▶ DOCUMENT EXTRACT
----

Bumboo () is a 2012 Bollywood black comedy film directed by Jagdish Rajpurohit.  Bumboo is based on an original play/film L'emmerdeur written by Francis Veber.The film stars Sharat Saxena, Sanjay Mishra, Kavin Dave and Mandy Takhar in lead roles and was released on 30 March 2012.

Plot
Professional hitman Mangal Singh takes a contract to kill stock market scammer Manu Gupta in front of the Goa High Court where he is to stand on trial. Mangal Singh plans to do the job from a hotel room which is opposite to the court.
Suresh Sudhakar, a press photographer is sent to Goa to cover Manu Gupta's trial and checks-in at the same hotel next to Mangal Singhs room.
Sudhakar tries to meet his ex-wife Pinky who is living in Goa. Pinky refuses to meetup or even talk and confers with her new boyfriend Dr D'Souza. Sudhakar threatens Pinky that he might commit suicide, but she does not believe him.
A depressed Sudhakar tries to commit suicide by hanging from the bathroom shower but fails. Bellboy Vincent (who is in Mangal Singh's room at that moment) hears the ruckus and opens the connecting-door between Mangal Singh & Sudhakar's room precipitating all characters to interact with each other.
Mangal Singh scared that cops might come to the room, assures Vincent that he will take care of Sudhakar. Assured by this promise Vincent leaves Sudhakar in the care of Mangal. Sudhakar in the meanwhile assumes that Mangal is a truly good Samaritan and taking fancy for his friendship does not let Mangal go anywhere or let him do his job.
Pinky's boyfriend Dr D'Souza (a psychiatrist) comes to the hotel to counsel Sudhakar not to commit suicide, but ends up meeting Mangal & mistakes him to be Sudhakar and gives him a sedative, preventing him from performing any work. Completely baffled by this turn of events, Mangal forces Sudhakar to call the Dr back who now comes with Pinky and wakes Mangal up but not before Pinky and Sudhakar have a conversation. This distresses the Dr.

Pinky has a major showdown with both Dr D'Souza and Sudhakar and leaves only to return and speak again to Sudhakar and convince him to go away.

----

▶ TASK TO CARRY OUT
Copy the passage of the Bumboo summary between "Bumboo () is" and "Mangal Singhs room.", inclusive.

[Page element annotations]
----

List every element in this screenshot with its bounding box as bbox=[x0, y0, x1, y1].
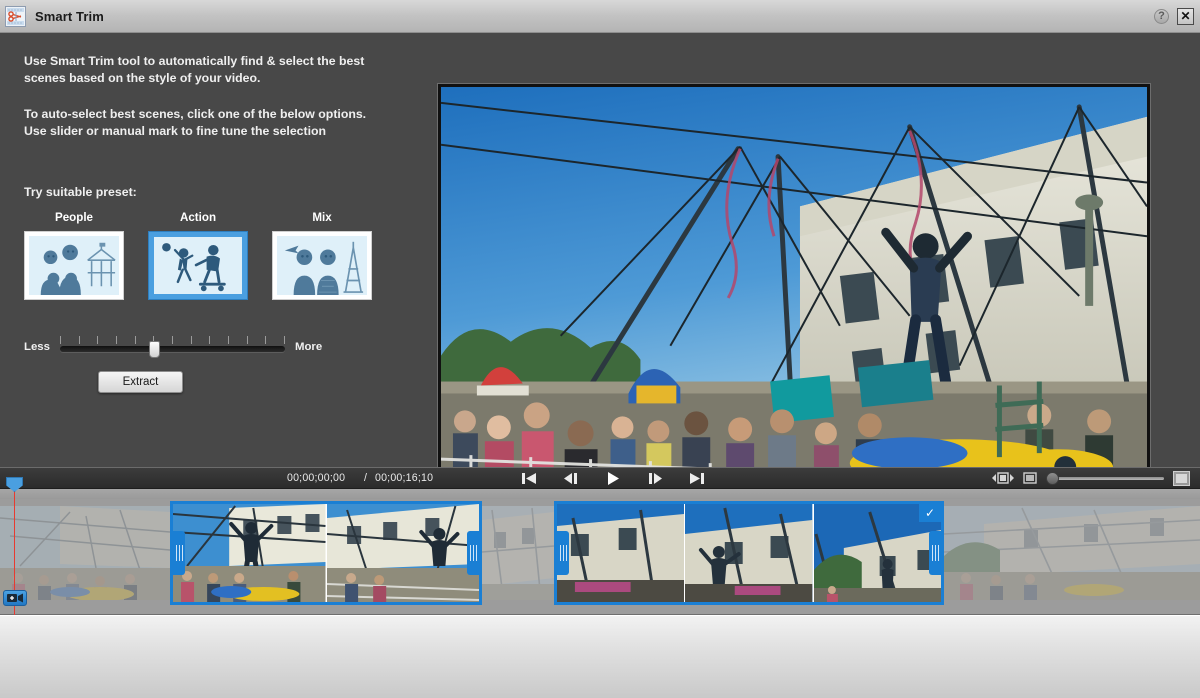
intensity-slider[interactable] bbox=[59, 335, 285, 359]
transport-buttons bbox=[520, 471, 706, 485]
intensity-slider-row: Less More bbox=[24, 335, 411, 359]
preset-people[interactable]: People bbox=[24, 211, 124, 300]
upper-area: Use Smart Trim tool to automatically fin… bbox=[0, 33, 1200, 493]
preset-heading: Try suitable preset: bbox=[24, 185, 137, 199]
instruction-paragraph-2: To auto-select best scenes, click one of… bbox=[24, 107, 367, 138]
slider-less-label: Less bbox=[24, 341, 50, 353]
step-forward-button[interactable] bbox=[646, 471, 664, 485]
slider-thumb[interactable] bbox=[149, 341, 161, 358]
timeline-clip-1[interactable] bbox=[0, 506, 170, 600]
fit-to-window-icon[interactable] bbox=[992, 472, 1014, 484]
title-bar: Smart Trim ? ✕ bbox=[0, 0, 1200, 33]
current-timecode: 00;00;00;00 bbox=[287, 472, 346, 484]
timeline-strip[interactable]: ✓ bbox=[0, 499, 1200, 614]
zoom-in-icon[interactable] bbox=[1173, 470, 1190, 486]
segment-2-left-trim-handle[interactable] bbox=[557, 531, 569, 575]
segment-2-selected-checkmark[interactable]: ✓ bbox=[919, 504, 941, 522]
timecode-separator: / bbox=[364, 472, 368, 484]
clip-3-thumbnail bbox=[482, 506, 554, 600]
left-panel: Use Smart Trim tool to automatically fin… bbox=[0, 33, 435, 467]
video-frame bbox=[441, 87, 1147, 489]
segment-1-left-trim-handle[interactable] bbox=[173, 531, 185, 575]
segment-1-thumb-2 bbox=[326, 504, 479, 602]
timeline-segment-2[interactable]: ✓ bbox=[554, 501, 944, 605]
video-scene-graphic bbox=[441, 87, 1147, 489]
preset-people-label: People bbox=[54, 211, 93, 224]
add-video-button[interactable] bbox=[3, 590, 27, 606]
extract-row: Extract bbox=[24, 371, 411, 393]
close-button[interactable]: ✕ bbox=[1177, 7, 1194, 25]
total-timecode: 00;00;16;10 bbox=[375, 472, 434, 484]
preset-list: People Action Mix bbox=[24, 211, 411, 300]
segment-1-thumb-1 bbox=[173, 504, 327, 602]
preset-mix-thumbnail[interactable] bbox=[272, 231, 372, 300]
clip-1-thumbnail bbox=[0, 506, 170, 600]
go-to-start-button[interactable] bbox=[520, 471, 538, 485]
segment-2-thumb-1 bbox=[557, 504, 686, 602]
slider-more-label: More bbox=[294, 341, 323, 353]
slider-ticks bbox=[59, 336, 285, 344]
smart-trim-window: Smart Trim ? ✕ Use Smart Trim tool to au… bbox=[0, 0, 1200, 698]
segment-2-thumb-2 bbox=[685, 504, 814, 602]
timeline-clip-5[interactable] bbox=[944, 506, 1200, 600]
zoom-out-icon[interactable] bbox=[1023, 472, 1037, 484]
bottom-toolbar: Reset Mark Manually ✓ Apply Transitions bbox=[0, 615, 1200, 698]
video-preview-pane[interactable] bbox=[437, 83, 1151, 493]
go-to-end-button[interactable] bbox=[688, 471, 706, 485]
preset-mix[interactable]: Mix bbox=[272, 211, 372, 300]
instruction-paragraph-1: Use Smart Trim tool to automatically fin… bbox=[24, 54, 365, 85]
help-button[interactable]: ? bbox=[1154, 8, 1169, 24]
timeline[interactable]: ✓ bbox=[0, 477, 1200, 615]
clip-5-thumbnail bbox=[944, 506, 1200, 600]
transport-bar: 00;00;00;00 / 00;00;16;10 bbox=[0, 467, 1200, 489]
kids-ball-skateboard-icon bbox=[154, 237, 242, 294]
zoom-slider[interactable] bbox=[1046, 471, 1164, 485]
timeline-segment-1[interactable] bbox=[170, 501, 482, 605]
segment-2-right-trim-handle[interactable] bbox=[929, 531, 941, 575]
segment-1-right-trim-handle[interactable] bbox=[467, 531, 479, 575]
extract-button[interactable]: Extract bbox=[98, 371, 183, 393]
timeline-ruler[interactable] bbox=[0, 489, 1200, 499]
zoom-controls bbox=[992, 470, 1190, 486]
preset-mix-label: Mix bbox=[312, 211, 332, 224]
couple-plane-eiffel-icon bbox=[277, 236, 367, 295]
slider-track[interactable] bbox=[59, 346, 285, 352]
preset-action-label: Action bbox=[179, 211, 217, 224]
family-carousel-icon bbox=[29, 236, 119, 295]
window-title: Smart Trim bbox=[35, 8, 104, 24]
zoom-slider-knob[interactable] bbox=[1046, 471, 1059, 485]
preset-action[interactable]: Action bbox=[148, 211, 248, 300]
preset-action-thumbnail[interactable] bbox=[148, 231, 248, 300]
timeline-clip-3[interactable] bbox=[482, 506, 554, 600]
step-back-button[interactable] bbox=[562, 471, 580, 485]
play-button[interactable] bbox=[604, 471, 622, 485]
preset-people-thumbnail[interactable] bbox=[24, 231, 124, 300]
smart-trim-icon bbox=[5, 5, 26, 27]
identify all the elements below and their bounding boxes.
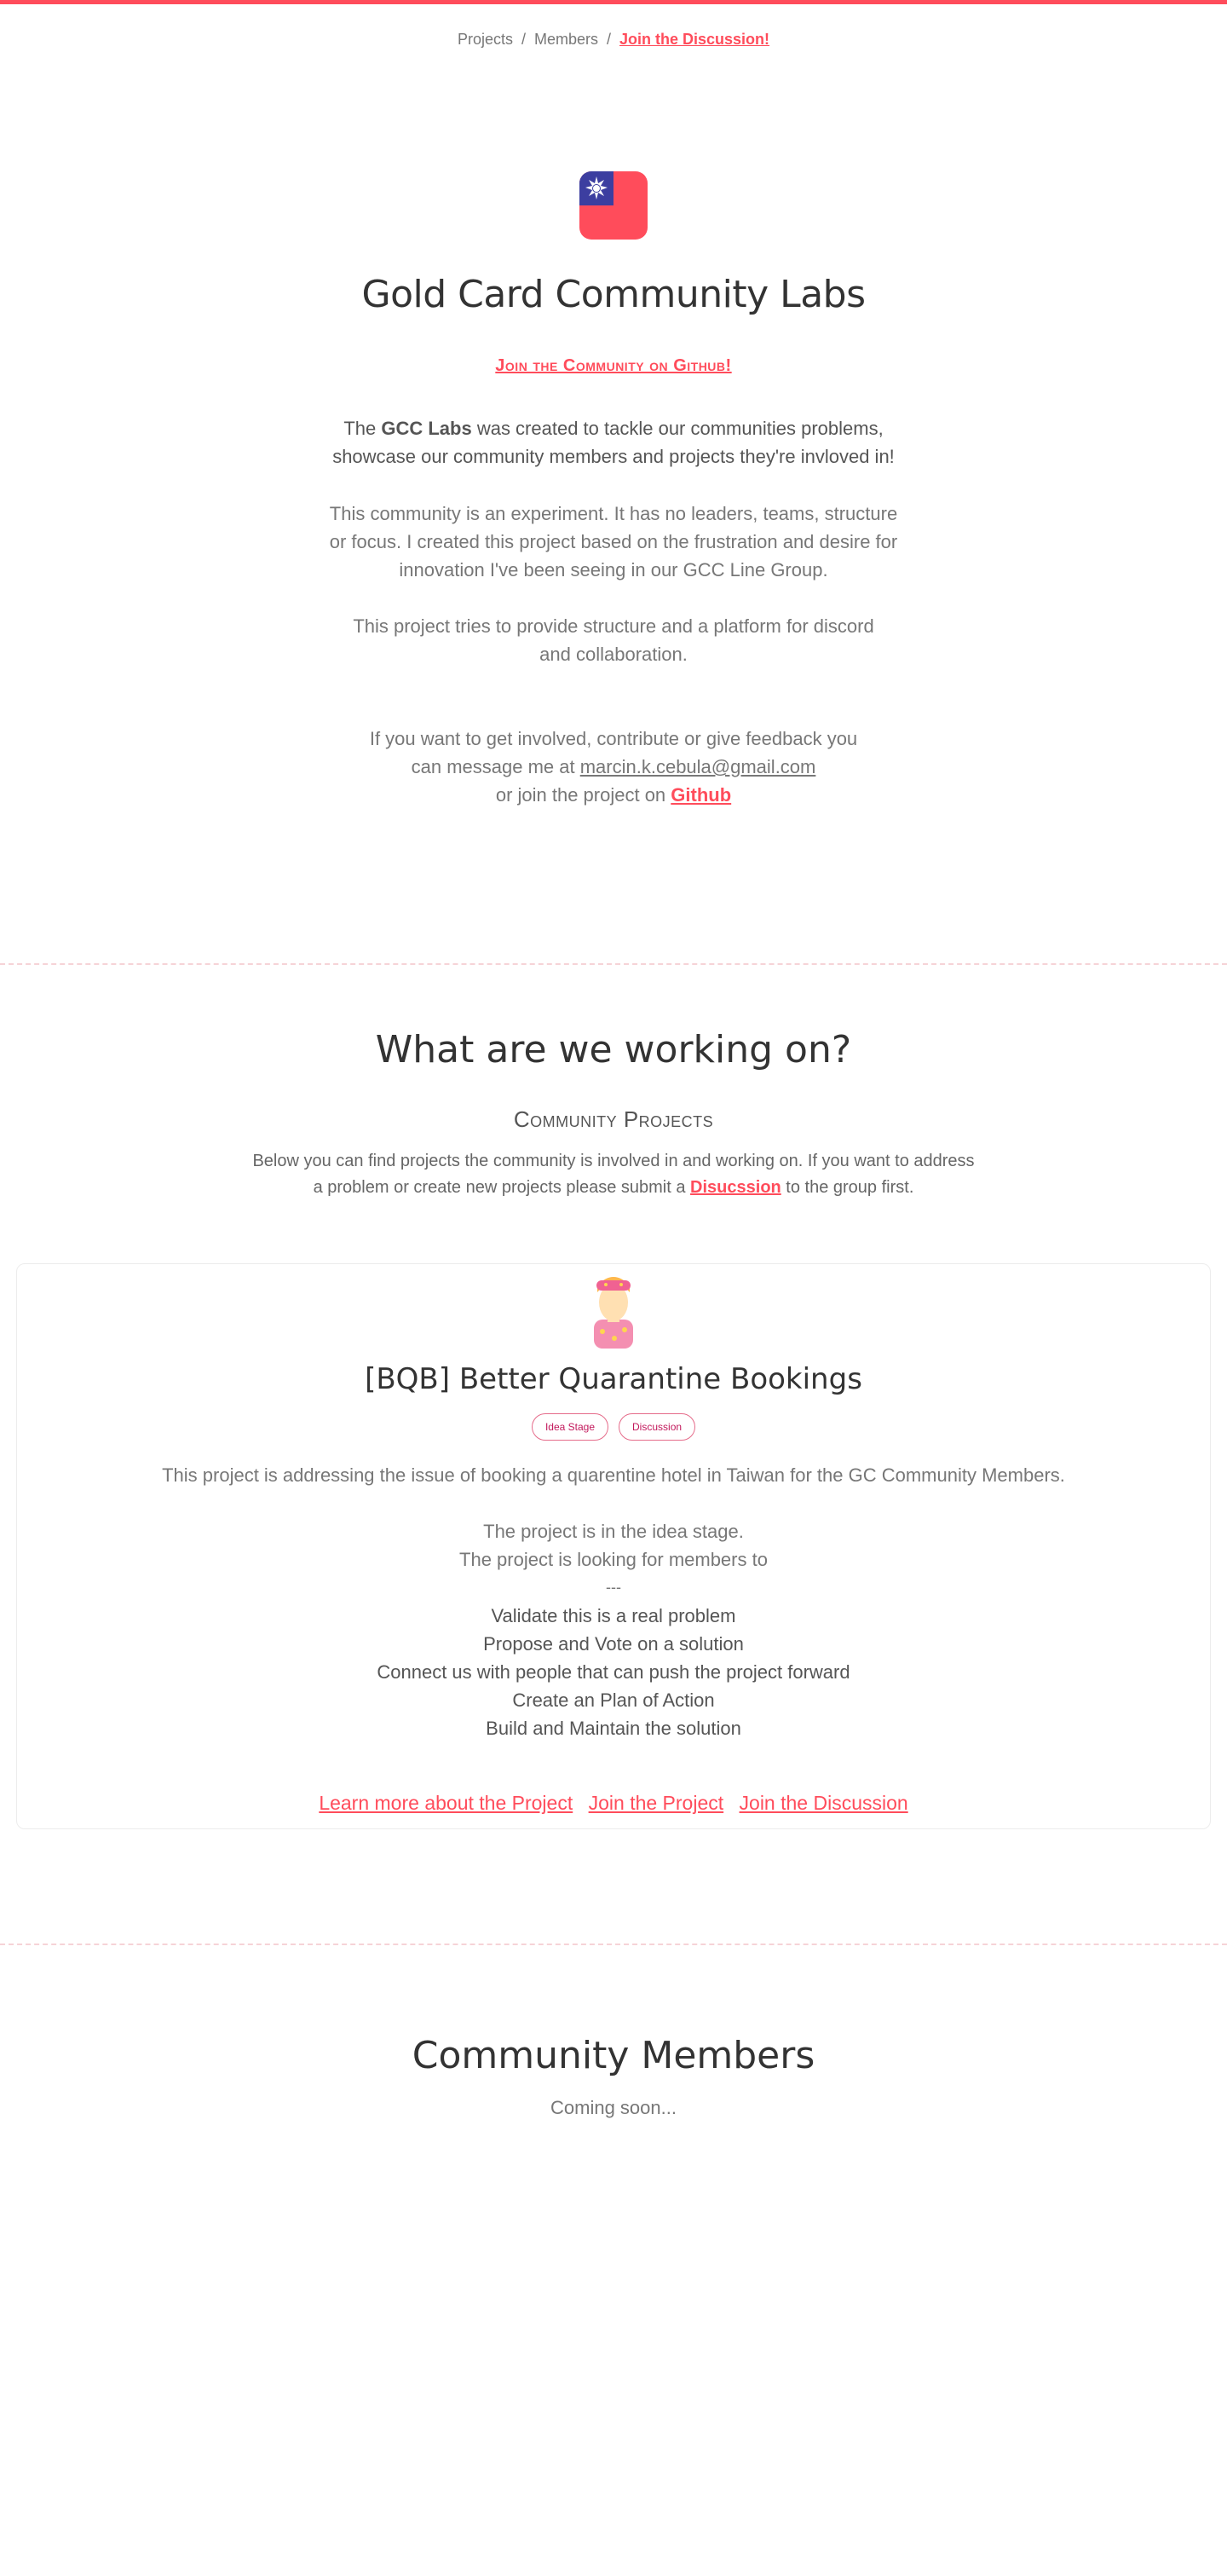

----

▶ SOLVED EXERCISE
Bumboo () is a 2012 Bollywood black comedy film directed by Jagdish Rajpurohit.  Bumboo is based on an original play/film L'emmerdeur written by Francis Veber.The film stars Sharat Saxena, Sanjay Mishra, Kavin Dave and Mandy Takhar in lead roles and was released on 30 March 2012.

Plot
Professional hitman Mangal Singh takes a contract to kill stock market scammer Manu Gupta in front of the Goa High Court where he is to stand on trial. Mangal Singh plans to do the job from a hotel room which is opposite to the court.
Suresh Sudhakar, a press photographer is sent to Goa to cover Manu Gupta's trial and checks-in at the same hotel next to Mangal Singhs room.